--- Challenge ---
What lines of the data hold the string "Фамилия"? Pull each one out.

--------------------

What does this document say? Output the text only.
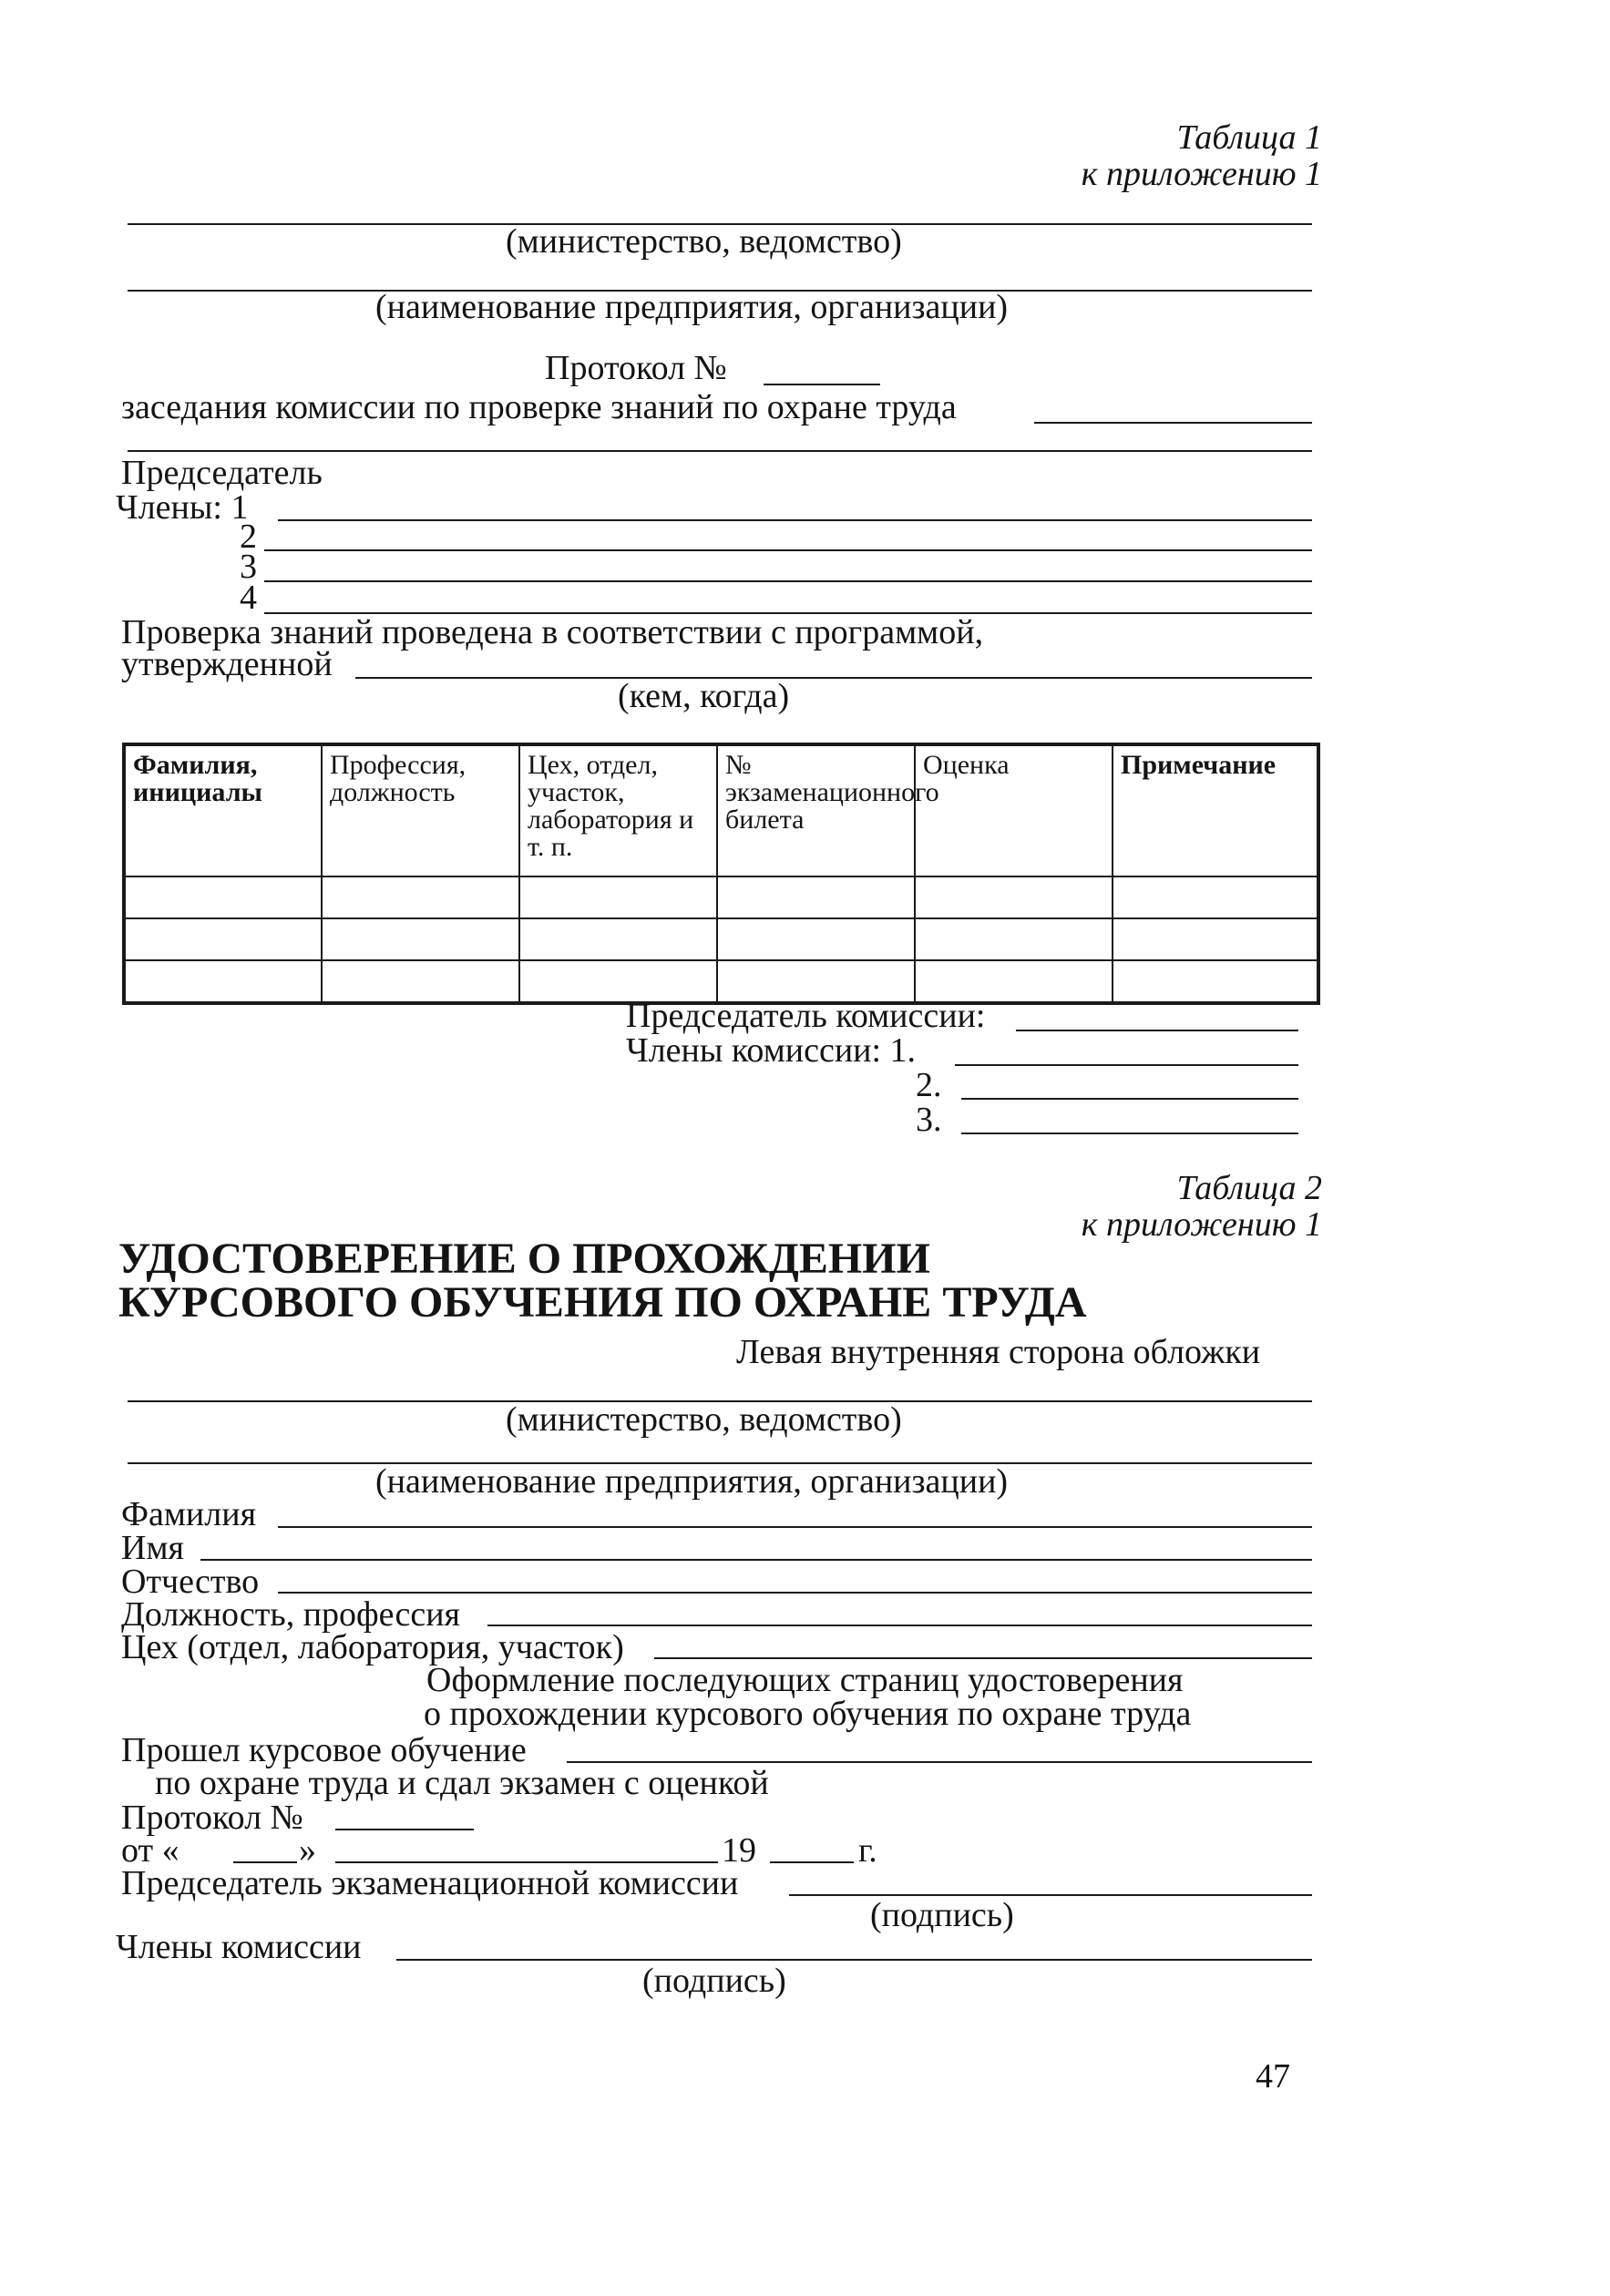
Таблица 1
к приложению 1
(министерство, ведомство)
(наименование предприятия, организации)
Протокол №
заседания комиссии по проверке знаний по охране труда
Председатель
Члены: 1
2
3
4
Проверка знаний проведена в соответствии с программой,
утвержденной
(кем, когда)
Фамилия, инициалы	Профессия, должность	Цех, отдел, участок, лаборатория и т. п.	№ экзаменационного билета	Оценка	Примечание

Председатель комиссии:
Члены комиссии: 1.
2.
3.
Таблица 2
к приложению 1
УДОСТОВЕРЕНИЕ О ПРОХОЖДЕНИИ КУРСОВОГО ОБУЧЕНИЯ ПО ОХРАНЕ ТРУДА
Левая внутренняя сторона обложки
(министерство, ведомство)
(наименование предприятия, организации)
Фамилия
Имя
Отчество
Должность, профессия
Цех (отдел, лаборатория, участок)
Оформление последующих страниц удостоверения
о прохождении курсового обучения по охране труда
Прошел курсовое обучение
по охране труда и сдал экзамен с оценкой
Протокол №
от «	»	19	г.
Председатель экзаменационной комиссии
(подпись)
Члены комиссии
(подпись)
47
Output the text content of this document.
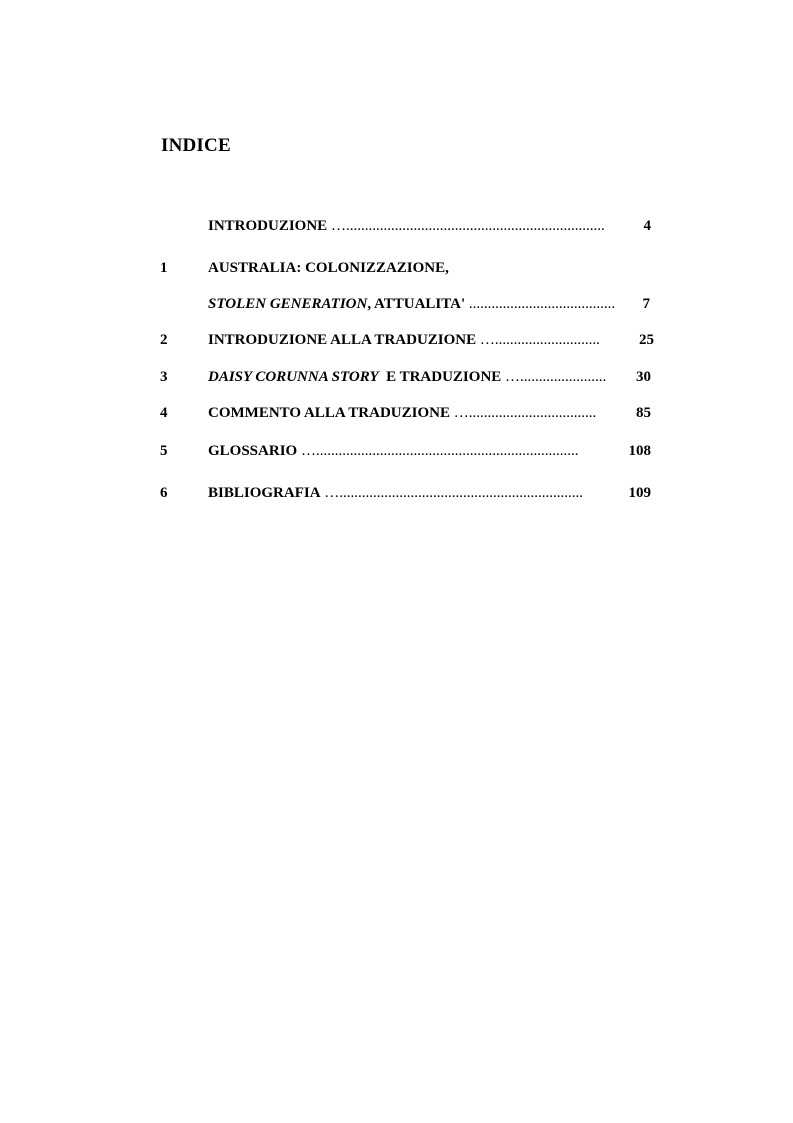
INDICE
INTRODUZIONE ….....................................................................	4
1	AUSTRALIA: COLONIZZAZIONE,
STOLEN GENERATION, ATTUALITA' ....................................... 7
2	INTRODUZIONE ALLA TRADUZIONE …............................	25
3	DAISY CORUNNA STORY  E TRADUZIONE …....................... 30
4	COMMENTO ALLA TRADUZIONE …..................................	85
5	GLOSSARIO …......................................................................	108
6	BIBLIOGRAFIA ….................................................................	109
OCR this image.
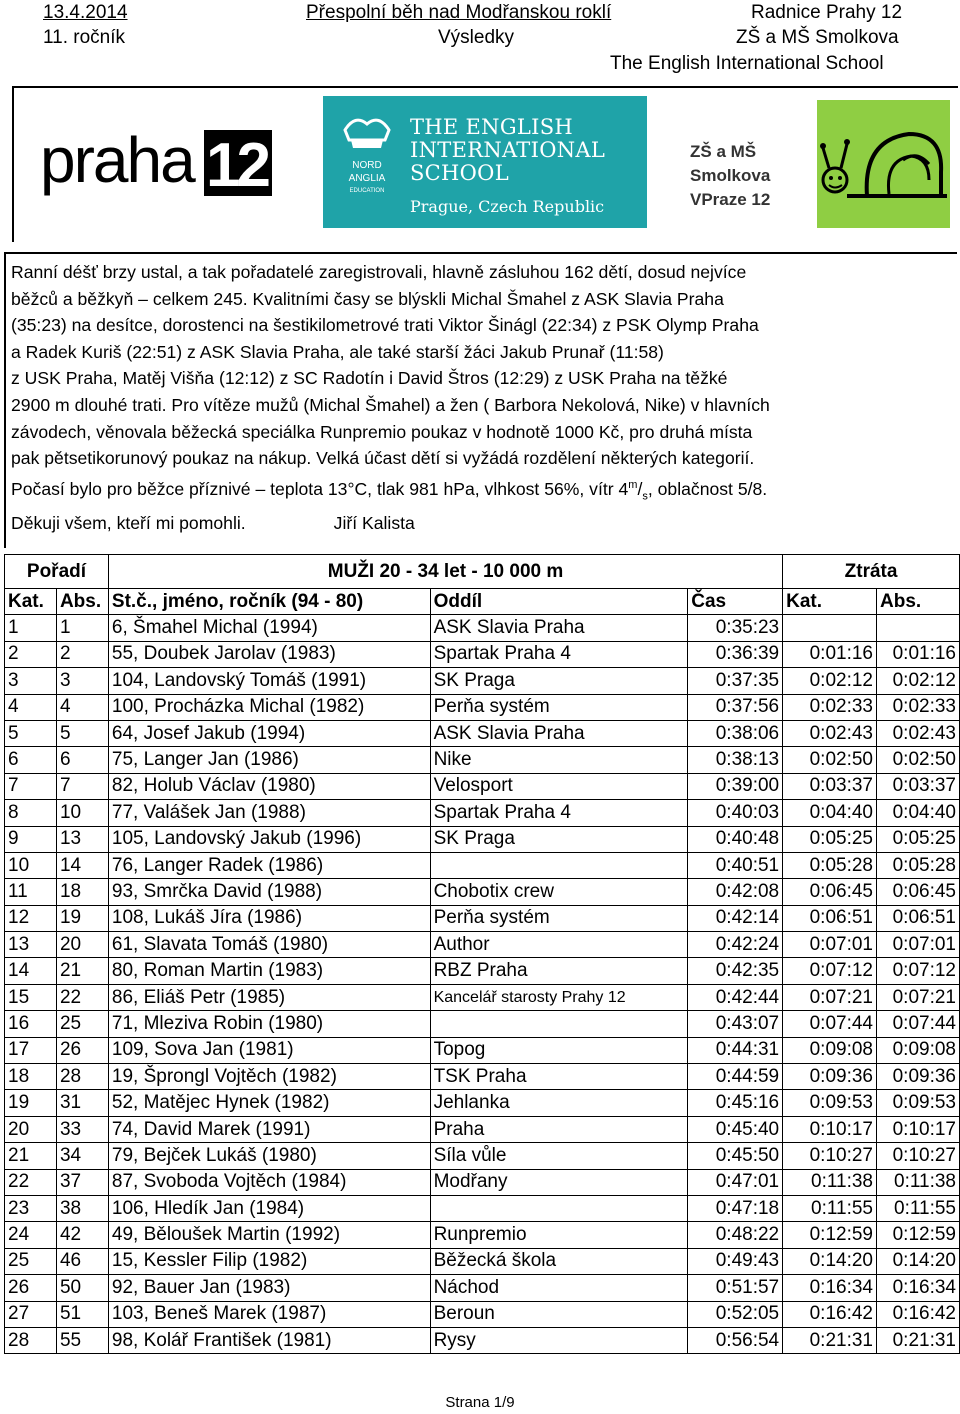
13.4.2014	Přespolní běh nad Modřanskou roklí	Radnice Prahy 12
11. ročník	Výsledky	ZŠ a MŠ Smolkova
The English International School
praha 12	NORD
ANGLIA
EDUCATION
THE ENGLISH
INTERNATIONAL
SCHOOL
Prague, Czech Republic
ZŠ a MŠ
Smolkova
VPraze 12

Ranní déšť brzy ustal, a tak pořadatelé zaregistrovali, hlavně zásluhou 162 dětí, dosud nejvíce

běžců a běžkyň – celkem 245. Kvalitními časy se blýskli Michal Šmahel z ASK Slavia Praha

(35:23) na desítce, dorostenci na šestikilometrové trati Viktor Šinágl (22:34) z PSK Olymp Praha

a Radek Kuriš (22:51) z ASK Slavia Praha, ale také starší žáci Jakub Prunař (11:58)

z USK Praha, Matěj Višňa (12:12) z SC Radotín i David Štros (12:29) z USK Praha na těžké

2900 m dlouhé trati. Pro vítěze mužů (Michal Šmahel) a žen ( Barbora Nekolová, Nike) v hlavních

závodech, věnovala běžecká speciálka Runpremio poukaz v hodnotě 1000 Kč, pro druhá místa

pak pětsetikorunový poukaz na nákup. Velká účast dětí si vyžádá rozdělení některých kategorií.

Počasí bylo pro běžce příznivé – teplota 13°C, tlak 981 hPa, vlhkost 56%, vítr $4^m/_s$, oblačnost 5/8.

Děkuji všem, kteří mi pomohli.	Jiří Kalista

Pořadí		MUŽI 20 - 34 let - 10 000 m			Ztráta	
Kat.	Abs.	St.č., jméno, ročník (94 - 80)	Oddíl	Čas	Kat.	Abs.
1	1	6, Šmahel Michal (1994)	ASK Slavia Praha	0:35:23		
2	2	55, Doubek Jarolav (1983)	Spartak Praha 4	0:36:39	0:01:16	0:01:16
3	3	104, Landovský Tomáš (1991)	SK Praga	0:37:35	0:02:12	0:02:12
4	4	100, Procházka Michal (1982)	Perňa systém	0:37:56	0:02:33	0:02:33
5	5	64, Josef Jakub (1994)	ASK Slavia Praha	0:38:06	0:02:43	0:02:43
6	6	75, Langer Jan (1986)	Nike	0:38:13	0:02:50	0:02:50
7	7	82, Holub Václav (1980)	Velosport	0:39:00	0:03:37	0:03:37
8	10	77, Valášek Jan (1988)	Spartak Praha 4	0:40:03	0:04:40	0:04:40
9	13	105, Landovský Jakub (1996)	SK Praga	0:40:48	0:05:25	0:05:25
10	14	76, Langer Radek (1986)		0:40:51	0:05:28	0:05:28
11	18	93, Smrčka David (1988)	Chobotix crew	0:42:08	0:06:45	0:06:45
12	19	108, Lukáš Jíra (1986)	Perňa systém	0:42:14	0:06:51	0:06:51
13	20	61, Slavata Tomáš (1980)	Author	0:42:24	0:07:01	0:07:01
14	21	80, Roman Martin (1983)	RBZ Praha	0:42:35	0:07:12	0:07:12
15	22	86, Eliáš Petr (1985)	Kancelář starosty Prahy 12	0:42:44	0:07:21	0:07:21
16	25	71, Mleziva Robin (1980)		0:43:07	0:07:44	0:07:44
17	26	109, Sova Jan (1981)	Topog	0:44:31	0:09:08	0:09:08
18	28	19, Šprongl Vojtěch (1982)	TSK Praha	0:44:59	0:09:36	0:09:36
19	31	52, Matějec Hynek (1982)	Jehlanka	0:45:16	0:09:53	0:09:53
20	33	74, David Marek (1991)	Praha	0:45:40	0:10:17	0:10:17
21	34	79, Bejček Lukáš (1980)	Síla vůle	0:45:50	0:10:27	0:10:27
22	37	87, Svoboda Vojtěch (1984)	Modřany	0:47:01	0:11:38	0:11:38
23	38	106, Hledík Jan (1984)		0:47:18	0:11:55	0:11:55
24	42	49, Běloušek Martin (1992)	Runpremio	0:48:22	0:12:59	0:12:59
25	46	15, Kessler Filip (1982)	Běžecká škola	0:49:43	0:14:20	0:14:20
26	50	92, Bauer Jan (1983)	Náchod	0:51:57	0:16:34	0:16:34
27	51	103, Beneš Marek (1987)	Beroun	0:52:05	0:16:42	0:16:42
28	55	98, Kolář František (1981)	Rysy	0:56:54	0:21:31	0:21:31
Strana 1/9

--------------------

--- Response to this exercise ---
Фамилия, инициалы	Профессия, должность	Цех, отдел, участок, лаборатория и т. п.	№ экзаменационного билета	Оценка	Примечание
Фамилия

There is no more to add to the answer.